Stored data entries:
>>>
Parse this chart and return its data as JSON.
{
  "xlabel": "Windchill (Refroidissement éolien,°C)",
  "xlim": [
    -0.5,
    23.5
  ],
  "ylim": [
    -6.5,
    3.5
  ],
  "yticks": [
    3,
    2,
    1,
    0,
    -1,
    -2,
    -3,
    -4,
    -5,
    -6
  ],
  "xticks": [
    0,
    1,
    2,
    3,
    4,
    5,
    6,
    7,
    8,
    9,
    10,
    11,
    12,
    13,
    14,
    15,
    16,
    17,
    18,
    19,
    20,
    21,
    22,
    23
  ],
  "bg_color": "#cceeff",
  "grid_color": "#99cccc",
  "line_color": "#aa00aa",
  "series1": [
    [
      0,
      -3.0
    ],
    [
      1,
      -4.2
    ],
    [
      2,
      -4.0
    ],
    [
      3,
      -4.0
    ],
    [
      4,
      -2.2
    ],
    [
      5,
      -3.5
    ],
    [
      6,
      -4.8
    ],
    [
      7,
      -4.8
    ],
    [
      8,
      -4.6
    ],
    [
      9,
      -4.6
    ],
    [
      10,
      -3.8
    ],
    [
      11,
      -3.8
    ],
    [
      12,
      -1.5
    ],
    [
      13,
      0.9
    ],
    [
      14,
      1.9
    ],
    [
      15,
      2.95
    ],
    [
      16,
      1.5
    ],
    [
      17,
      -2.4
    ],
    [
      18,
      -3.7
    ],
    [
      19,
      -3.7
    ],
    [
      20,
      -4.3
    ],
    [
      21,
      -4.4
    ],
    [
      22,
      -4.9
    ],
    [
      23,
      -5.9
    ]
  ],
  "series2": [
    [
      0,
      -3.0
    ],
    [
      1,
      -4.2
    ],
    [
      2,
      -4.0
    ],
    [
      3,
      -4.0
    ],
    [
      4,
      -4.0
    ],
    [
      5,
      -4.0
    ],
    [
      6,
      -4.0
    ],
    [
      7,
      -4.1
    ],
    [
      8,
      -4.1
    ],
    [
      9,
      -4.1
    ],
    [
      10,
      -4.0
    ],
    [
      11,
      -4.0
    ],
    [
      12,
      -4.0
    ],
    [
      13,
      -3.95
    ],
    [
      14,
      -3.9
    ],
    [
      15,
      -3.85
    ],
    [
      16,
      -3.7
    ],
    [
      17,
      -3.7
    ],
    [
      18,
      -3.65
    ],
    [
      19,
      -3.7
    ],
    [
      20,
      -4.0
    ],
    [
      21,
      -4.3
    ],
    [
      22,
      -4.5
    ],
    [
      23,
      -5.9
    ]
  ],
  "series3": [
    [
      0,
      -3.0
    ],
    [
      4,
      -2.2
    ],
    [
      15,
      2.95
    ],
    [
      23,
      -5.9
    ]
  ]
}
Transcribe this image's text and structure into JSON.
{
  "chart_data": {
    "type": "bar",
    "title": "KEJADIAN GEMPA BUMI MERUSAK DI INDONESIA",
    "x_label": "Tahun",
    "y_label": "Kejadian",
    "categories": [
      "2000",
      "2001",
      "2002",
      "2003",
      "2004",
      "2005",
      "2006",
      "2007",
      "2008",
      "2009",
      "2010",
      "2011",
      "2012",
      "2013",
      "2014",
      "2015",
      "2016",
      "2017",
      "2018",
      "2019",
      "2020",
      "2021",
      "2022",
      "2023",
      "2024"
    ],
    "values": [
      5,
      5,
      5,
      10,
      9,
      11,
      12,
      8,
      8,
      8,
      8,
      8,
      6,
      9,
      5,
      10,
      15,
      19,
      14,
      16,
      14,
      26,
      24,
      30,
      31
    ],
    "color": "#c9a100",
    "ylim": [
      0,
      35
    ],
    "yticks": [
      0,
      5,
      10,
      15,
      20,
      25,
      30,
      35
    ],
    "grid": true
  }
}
<<<
Task objective: Please output the entries above, every line exactly as it reads.

Response for this exercise:
Parse this chart and return its data as JSON.
{
  "xlabel": "Windchill (Refroidissement éolien,°C)",
  "xlim": [
    -0.5,
    23.5
  ],
  "ylim": [
    -6.5,
    3.5
  ],
  "yticks": [
    3,
    2,
    1,
    0,
    -1,
    -2,
    -3,
    -4,
    -5,
    -6
  ],
  "xticks": [
    0,
    1,
    2,
    3,
    4,
    5,
    6,
    7,
    8,
    9,
    10,
    11,
    12,
    13,
    14,
    15,
    16,
    17,
    18,
    19,
    20,
    21,
    22,
    23
  ],
  "bg_color": "#cceeff",
  "grid_color": "#99cccc",
  "line_color": "#aa00aa",
  "series1": [
    [
      0,
      -3.0
    ],
    [
      1,
      -4.2
    ],
    [
      2,
      -4.0
    ],
    [
      3,
      -4.0
    ],
    [
      4,
      -2.2
    ],
    [
      5,
      -3.5
    ],
    [
      6,
      -4.8
    ],
    [
      7,
      -4.8
    ],
    [
      8,
      -4.6
    ],
    [
      9,
      -4.6
    ],
    [
      10,
      -3.8
    ],
    [
      11,
      -3.8
    ],
    [
      12,
      -1.5
    ],
    [
      13,
      0.9
    ],
    [
      14,
      1.9
    ],
    [
      15,
      2.95
    ],
    [
      16,
      1.5
    ],
    [
      17,
      -2.4
    ],
    [
      18,
      -3.7
    ],
    [
      19,
      -3.7
    ],
    [
      20,
      -4.3
    ],
    [
      21,
      -4.4
    ],
    [
      22,
      -4.9
    ],
    [
      23,
      -5.9
    ]
  ],
  "series2": [
    [
      0,
      -3.0
    ],
    [
      1,
      -4.2
    ],
    [
      2,
      -4.0
    ],
    [
      3,
      -4.0
    ],
    [
      4,
      -4.0
    ],
    [
      5,
      -4.0
    ],
    [
      6,
      -4.0
    ],
    [
      7,
      -4.1
    ],
    [
      8,
      -4.1
    ],
    [
      9,
      -4.1
    ],
    [
      10,
      -4.0
    ],
    [
      11,
      -4.0
    ],
    [
      12,
      -4.0
    ],
    [
      13,
      -3.95
    ],
    [
      14,
      -3.9
    ],
    [
      15,
      -3.85
    ],
    [
      16,
      -3.7
    ],
    [
      17,
      -3.7
    ],
    [
      18,
      -3.65
    ],
    [
      19,
      -3.7
    ],
    [
      20,
      -4.0
    ],
    [
      21,
      -4.3
    ],
    [
      22,
      -4.5
    ],
    [
      23,
      -5.9
    ]
  ],
  "series3": [
    [
      0,
      -3.0
    ],
    [
      4,
      -2.2
    ],
    [
      15,
      2.95
    ],
    [
      23,
      -5.9
    ]
  ]
}
Transcribe this image's text and structure into JSON.
{
  "chart_data": {
    "type": "bar",
    "title": "KEJADIAN GEMPA BUMI MERUSAK DI INDONESIA",
    "x_label": "Tahun",
    "y_label": "Kejadian",
    "categories": [
      "2000",
      "2001",
      "2002",
      "2003",
      "2004",
      "2005",
      "2006",
      "2007",
      "2008",
      "2009",
      "2010",
      "2011",
      "2012",
      "2013",
      "2014",
      "2015",
      "2016",
      "2017",
      "2018",
      "2019",
      "2020",
      "2021",
      "2022",
      "2023",
      "2024"
    ],
    "values": [
      5,
      5,
      5,
      10,
      9,
      11,
      12,
      8,
      8,
      8,
      8,
      8,
      6,
      9,
      5,
      10,
      15,
      19,
      14,
      16,
      14,
      26,
      24,
      30,
      31
    ],
    "color": "#c9a100",
    "ylim": [
      0,
      35
    ],
    "yticks": [
      0,
      5,
      10,
      15,
      20,
      25,
      30,
      35
    ],
    "grid": true
  }
}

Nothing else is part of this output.